As I mentioned before, there are a few mechanical changes, but they are significant. The Scorpio and TUV’s new-generation ladder-frame chassis has been squeezed into the Quanto’s body-in-white, and so the shape and stance has had to be kept identical. The engine is the next evolution of Mahindra’s 1.5-litre, three-cylinder diesel, now dubbed the ‘mHawk100’. This implies that its power output is 102hp (or 100bhp) and torque is 240Nm, and while those numbers are similar to the old Quanto’s, Mahindra says this is from an all-new engine family, and as such is closer related to the TUV300’s mHawk80 engine.
Start it up and it certainly feels that way. Refinement is improved, in that what you hear is no longer a truck-like rattle, but instead a softer rumble, but you still feel many vibrations through the tall gear lever. Idle is quiet enough and it only really raises its voice once you’re past 1,500rpm. It shares the strengths and weaknesses of the TUV’s mHawk80. It’s incredibly responsive off the line, which should make the NuvoSport easy to scoot in and out of gaps in traffic with, and torque low down is abundant in general. It’s also surprisingly smooth at lower engine speeds. However, it runs out of breath very quickly, and doesn’t have much of a top end at all. You can rev it all the way to 5,000rpm, but at that point it’s mostly just noise and nothing else. You really have to move up a gear at about 3,800rpm to make smooth continuous progress. In isolation, the NuvoSport doesn’t immediately feel like it has 20 more horsepower than the TUV300, but we’ll have to drive them back to back to be sure.
┄┄┄┄┄┄┄┄┄┄
### What this exercise asks
[A] In the NuvoSport review, what name does Mahindra give the new version of its 1.5-liter, three-cylinder diesel engine?
[B] According to the NuvoSport review, why did the vehicle's shape and stance have to stay identical to the Quanto's? Answer in one to three sentences.
[C] Proceed with the NuvoSport review, picking up right after its last sentence.

Stored data entries
┄┄┄┄┄┄┄┄┄┄
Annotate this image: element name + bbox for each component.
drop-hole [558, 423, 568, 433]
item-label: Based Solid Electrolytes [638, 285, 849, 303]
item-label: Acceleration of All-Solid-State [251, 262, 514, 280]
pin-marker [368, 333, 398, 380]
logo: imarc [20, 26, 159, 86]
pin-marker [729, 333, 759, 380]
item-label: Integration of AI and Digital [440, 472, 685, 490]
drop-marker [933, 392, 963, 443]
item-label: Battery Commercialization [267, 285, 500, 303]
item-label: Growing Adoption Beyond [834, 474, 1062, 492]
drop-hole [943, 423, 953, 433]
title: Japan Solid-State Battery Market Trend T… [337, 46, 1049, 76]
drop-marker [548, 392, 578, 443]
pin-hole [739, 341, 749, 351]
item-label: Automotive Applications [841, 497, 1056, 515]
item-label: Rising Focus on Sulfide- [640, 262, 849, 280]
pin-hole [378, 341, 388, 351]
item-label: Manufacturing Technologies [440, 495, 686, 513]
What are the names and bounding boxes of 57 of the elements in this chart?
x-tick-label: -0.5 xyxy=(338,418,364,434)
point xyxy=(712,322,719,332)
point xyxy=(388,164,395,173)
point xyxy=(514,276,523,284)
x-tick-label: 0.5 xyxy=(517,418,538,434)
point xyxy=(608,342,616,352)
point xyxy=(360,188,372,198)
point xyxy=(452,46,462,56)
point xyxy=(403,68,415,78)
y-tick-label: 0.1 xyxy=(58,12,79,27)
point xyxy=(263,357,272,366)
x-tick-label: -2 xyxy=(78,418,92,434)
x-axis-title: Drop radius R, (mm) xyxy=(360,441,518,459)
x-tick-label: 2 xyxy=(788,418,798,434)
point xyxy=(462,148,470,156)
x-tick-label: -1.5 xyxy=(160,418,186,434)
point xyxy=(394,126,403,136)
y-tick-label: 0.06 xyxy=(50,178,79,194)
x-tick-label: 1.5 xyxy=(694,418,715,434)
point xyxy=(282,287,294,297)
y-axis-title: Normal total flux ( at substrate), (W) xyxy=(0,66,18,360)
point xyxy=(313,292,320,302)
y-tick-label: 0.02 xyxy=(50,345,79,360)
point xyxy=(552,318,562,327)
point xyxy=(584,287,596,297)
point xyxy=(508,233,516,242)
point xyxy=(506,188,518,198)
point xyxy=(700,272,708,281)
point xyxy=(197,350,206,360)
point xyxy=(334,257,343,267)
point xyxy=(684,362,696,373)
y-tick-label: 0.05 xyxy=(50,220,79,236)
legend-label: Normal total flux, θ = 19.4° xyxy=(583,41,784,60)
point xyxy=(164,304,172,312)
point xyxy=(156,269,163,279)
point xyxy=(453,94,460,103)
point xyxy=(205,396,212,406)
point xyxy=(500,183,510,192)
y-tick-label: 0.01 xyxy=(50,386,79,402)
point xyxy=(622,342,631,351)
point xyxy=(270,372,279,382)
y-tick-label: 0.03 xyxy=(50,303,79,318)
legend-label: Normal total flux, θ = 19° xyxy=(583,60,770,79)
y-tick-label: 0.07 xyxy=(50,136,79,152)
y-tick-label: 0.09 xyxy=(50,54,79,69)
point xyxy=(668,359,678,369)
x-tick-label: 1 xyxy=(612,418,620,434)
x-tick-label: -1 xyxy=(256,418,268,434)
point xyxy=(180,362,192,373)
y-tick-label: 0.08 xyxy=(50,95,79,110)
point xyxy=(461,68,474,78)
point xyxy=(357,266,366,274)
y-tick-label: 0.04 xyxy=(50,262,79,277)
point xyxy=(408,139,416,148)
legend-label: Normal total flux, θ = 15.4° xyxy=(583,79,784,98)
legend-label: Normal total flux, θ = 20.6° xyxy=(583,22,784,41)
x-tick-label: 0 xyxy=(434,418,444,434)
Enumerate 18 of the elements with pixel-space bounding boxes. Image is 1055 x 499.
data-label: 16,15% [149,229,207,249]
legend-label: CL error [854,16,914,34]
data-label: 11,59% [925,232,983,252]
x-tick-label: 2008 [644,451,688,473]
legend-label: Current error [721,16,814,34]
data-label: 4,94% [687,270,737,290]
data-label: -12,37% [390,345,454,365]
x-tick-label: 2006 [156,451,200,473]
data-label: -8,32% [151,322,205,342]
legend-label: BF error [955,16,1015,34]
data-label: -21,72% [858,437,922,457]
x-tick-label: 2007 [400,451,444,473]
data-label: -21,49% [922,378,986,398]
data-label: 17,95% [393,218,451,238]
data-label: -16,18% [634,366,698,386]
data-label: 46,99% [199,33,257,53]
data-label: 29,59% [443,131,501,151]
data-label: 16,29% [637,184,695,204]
┄┄┄┄┄┄┄┄┄┄
### Your responses
[A] It is called the 'mHawk100'.

[B] The new-generation ladder-frame chassis from the Scorpio and TUV was squeezed into the Quanto's body-in-white. Because of that, the shape and stance had to be kept identical.

[C]
The other addition is the option of an AMT gearbox on the top two trims. Mahindra has co-developed this gearbox with Ricardo, and the first one, which we saw on the TUV300, was a big disappointment. The company has since reworked the software to “better suit Indian driving styles” and it’s this updated version that features on the NuvoSport. We only got to try it on Mahindra’s test track, but it does seem a little bit smoother than before. However, the creep function is still a little reluctant, and thanks to the weight of the car, it’s still a little nerve-wracking to do a hill start with the AMT.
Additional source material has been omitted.